** Begin **

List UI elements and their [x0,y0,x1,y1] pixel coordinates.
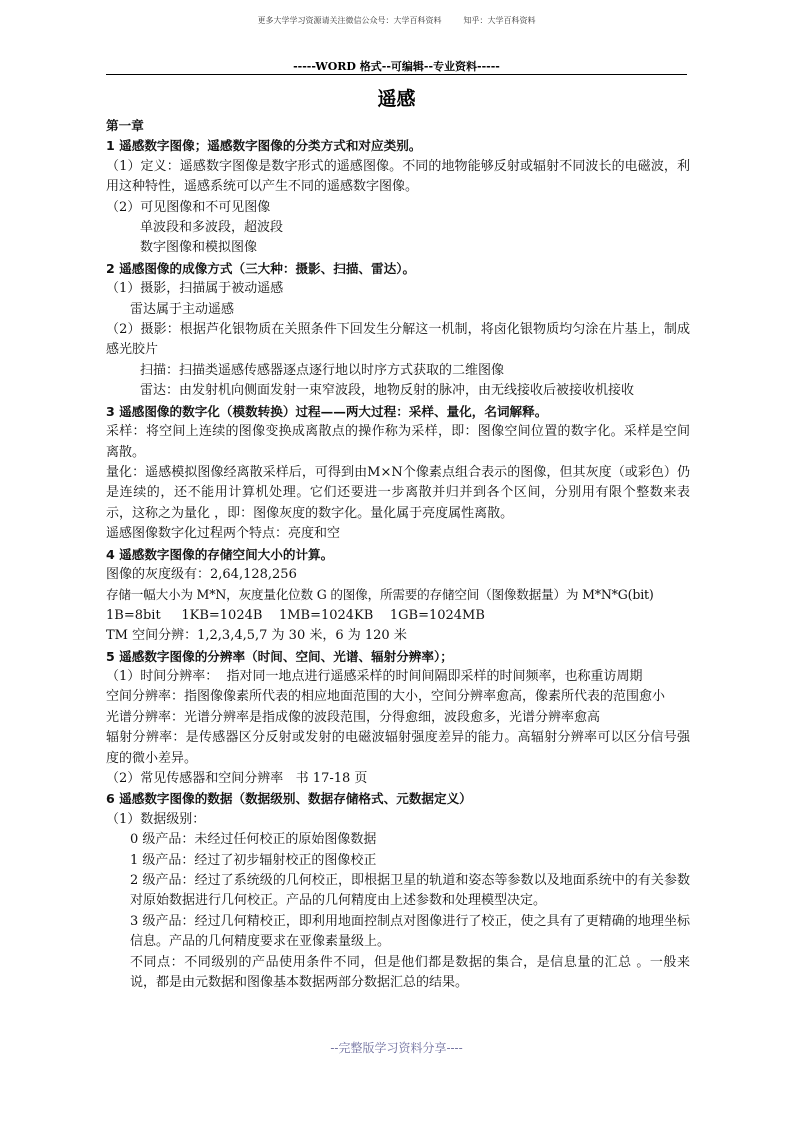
section-5-heading: 5 遥感数字图像的分辨率（时间、空间、光谱、辐射分辨率）； [106,647,690,667]
document-body: 第一章 1 遥感数字图像；遥感数字图像的分类方式和对应类别。 （1）定义：遥感数… [106,116,690,993]
section-5-spectral: 光谱分辨率：光谱分辨率是指成像的波段范围，分得愈细，波段愈多，光谱分辨率愈高 [106,708,690,728]
section-5-radiometric: 辐射分辨率：是传感器区分反射或发射的电磁波辐射强度差异的能力。高辐射分辨率可以区… [106,728,690,769]
section-6-level-0: 0 级产品：未经过任何校正的原始图像数据 [106,830,690,850]
chapter-heading: 第一章 [106,116,690,136]
section-6-level-2: 2 级产品：经过了系统级的几何校正，即根据卫星的轨道和姿态等参数以及地面系统中的… [106,871,690,912]
section-3-heading: 3 遥感图像的数字化（模数转换）过程——两大过程：采样、量化，名词解释。 [106,402,690,422]
section-1-heading: 1 遥感数字图像；遥感数字图像的分类方式和对应类别。 [106,136,690,156]
top-banner: 更多大学学习资源请关注微信公众号：大学百科资料知乎：大学百科资料 [0,15,793,26]
section-2-heading: 2 遥感图像的成像方式（三大种：摄影、扫描、雷达）。 [106,259,690,279]
section-3-features: 遥感图像数字化过程两个特点：亮度和空 [106,524,690,544]
section-1-bands: 单波段和多波段，超波段 [106,218,690,238]
section-3-quantization: 量化：遥感模拟图像经离散采样后，可得到由M×N个像素点组合表示的图像，但其灰度（… [106,463,690,524]
section-2-scanning: 扫描：扫描类遥感传感器逐点逐行地以时序方式获取的二维图像 [106,361,690,381]
section-6-level-1: 1 级产品：经过了初步辐射校正的图像校正 [106,851,690,871]
section-6-data-levels: （1）数据级别： [106,810,690,830]
document-title: 遥感 [0,84,793,111]
word-format-banner: -----WORD 格式--可编辑--专业资料----- [0,58,793,74]
section-4-storage-formula: 存储一幅大小为 M*N，灰度量化位数 G 的图像，所需要的存储空间（图像数据量）… [106,585,690,605]
section-3-sampling: 采样：将空间上连续的图像变换成离散点的操作称为采样，即：图像空间位置的数字化。采… [106,422,690,463]
header-rule-divider [106,74,687,75]
section-2-photography: （2）摄影：根据芦化银物质在关照条件下回发生分解这一机制，将卤化银物质均匀涂在片… [106,320,690,361]
section-1-item-2: （2）可见图像和不可见图像 [106,198,690,218]
section-2-radar: 雷达：由发射机向侧面发射一束窄波段，地物反射的脉冲，由无线接收后被接收机接收 [106,381,690,401]
section-5-temporal: （1）时间分辨率： 指对同一地点进行遥感采样的时间间隔即采样的时间频率，也称重访… [106,667,690,687]
section-1-digital-analog: 数字图像和模拟图像 [106,238,690,258]
section-5-spatial: 空间分辨率：指图像像素所代表的相应地面范围的大小，空间分辨率愈高，像素所代表的范… [106,687,690,707]
footer-share-text: --完整版学习资料分享---- [0,1039,793,1056]
section-5-sensors: （2）常见传感器和空间分辨率 书 17-18 页 [106,769,690,789]
banner-zhihu-text: 知乎：大学百科资料 [464,16,536,25]
banner-wechat-text: 更多大学学习资源请关注微信公众号：大学百科资料 [258,16,442,25]
section-4-units: 1B=8bit 1KB=1024B 1MB=1024KB 1GB=1024MB [106,606,690,626]
section-6-differences: 不同点：不同级别的产品使用条件不同，但是他们都是数据的集合，是信息量的汇总 。一… [106,953,690,994]
section-4-heading: 4 遥感数字图像的存储空间大小的计算。 [106,545,690,565]
section-6-heading: 6 遥感数字图像的数据（数据级别、数据存储格式、元数据定义） [106,789,690,809]
section-6-level-3: 3 级产品：经过几何精校正，即利用地面控制点对图像进行了校正，使之具有了更精确的… [106,912,690,953]
section-4-tm-resolution: TM 空间分辨：1,2,3,4,5,7 为 30 米，6 为 120 米 [106,626,690,646]
section-4-gray-levels: 图像的灰度级有：2,64,128,256 [106,565,690,585]
section-2-active: 雷达属于主动遥感 [106,300,690,320]
section-1-definition: （1）定义：遥感数字图像是数字形式的遥感图像。不同的地物能够反射或辐射不同波长的… [106,157,690,198]
section-2-passive: （1）摄影，扫描属于被动遥感 [106,279,690,299]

** End **

• WHAT YOU NEED TO DO
Reproduce, without any change, the portion of the records above that begins with the line containing "section-5-heading: 5 遥感数字图像的分辨率（时间、空间、光谱、辐射分辨率）；" and ends with the line containing "banner-wechat-text: 更多大学学习资源请关注微信公众号：大学百科资料 [258,16,442,25]", including both of those lines.

• OUTPUT BELOW
section-5-heading: 5 遥感数字图像的分辨率（时间、空间、光谱、辐射分辨率）； [106,647,690,667]
document-body: 第一章 1 遥感数字图像；遥感数字图像的分类方式和对应类别。 （1）定义：遥感数… [106,116,690,993]
section-5-spectral: 光谱分辨率：光谱分辨率是指成像的波段范围，分得愈细，波段愈多，光谱分辨率愈高 [106,708,690,728]
section-5-radiometric: 辐射分辨率：是传感器区分反射或发射的电磁波辐射强度差异的能力。高辐射分辨率可以区… [106,728,690,769]
section-6-level-0: 0 级产品：未经过任何校正的原始图像数据 [106,830,690,850]
chapter-heading: 第一章 [106,116,690,136]
section-6-level-2: 2 级产品：经过了系统级的几何校正，即根据卫星的轨道和姿态等参数以及地面系统中的… [106,871,690,912]
section-3-heading: 3 遥感图像的数字化（模数转换）过程——两大过程：采样、量化，名词解释。 [106,402,690,422]
section-1-heading: 1 遥感数字图像；遥感数字图像的分类方式和对应类别。 [106,136,690,156]
top-banner: 更多大学学习资源请关注微信公众号：大学百科资料知乎：大学百科资料 [0,15,793,26]
section-2-heading: 2 遥感图像的成像方式（三大种：摄影、扫描、雷达）。 [106,259,690,279]
section-3-features: 遥感图像数字化过程两个特点：亮度和空 [106,524,690,544]
section-1-bands: 单波段和多波段，超波段 [106,218,690,238]
section-3-quantization: 量化：遥感模拟图像经离散采样后，可得到由M×N个像素点组合表示的图像，但其灰度（… [106,463,690,524]
section-2-scanning: 扫描：扫描类遥感传感器逐点逐行地以时序方式获取的二维图像 [106,361,690,381]
section-6-level-1: 1 级产品：经过了初步辐射校正的图像校正 [106,851,690,871]
section-6-data-levels: （1）数据级别： [106,810,690,830]
document-title: 遥感 [0,84,793,111]
word-format-banner: -----WORD 格式--可编辑--专业资料----- [0,58,793,74]
section-4-storage-formula: 存储一幅大小为 M*N，灰度量化位数 G 的图像，所需要的存储空间（图像数据量）… [106,585,690,605]
section-3-sampling: 采样：将空间上连续的图像变换成离散点的操作称为采样，即：图像空间位置的数字化。采… [106,422,690,463]
header-rule-divider [106,74,687,75]
section-2-photography: （2）摄影：根据芦化银物质在关照条件下回发生分解这一机制，将卤化银物质均匀涂在片… [106,320,690,361]
section-1-item-2: （2）可见图像和不可见图像 [106,198,690,218]
section-2-radar: 雷达：由发射机向侧面发射一束窄波段，地物反射的脉冲，由无线接收后被接收机接收 [106,381,690,401]
section-5-temporal: （1）时间分辨率： 指对同一地点进行遥感采样的时间间隔即采样的时间频率，也称重访… [106,667,690,687]
section-1-digital-analog: 数字图像和模拟图像 [106,238,690,258]
section-5-spatial: 空间分辨率：指图像像素所代表的相应地面范围的大小，空间分辨率愈高，像素所代表的范… [106,687,690,707]
footer-share-text: --完整版学习资料分享---- [0,1039,793,1056]
section-5-sensors: （2）常见传感器和空间分辨率 书 17-18 页 [106,769,690,789]
banner-zhihu-text: 知乎：大学百科资料 [464,16,536,25]
banner-wechat-text: 更多大学学习资源请关注微信公众号：大学百科资料 [258,16,442,25]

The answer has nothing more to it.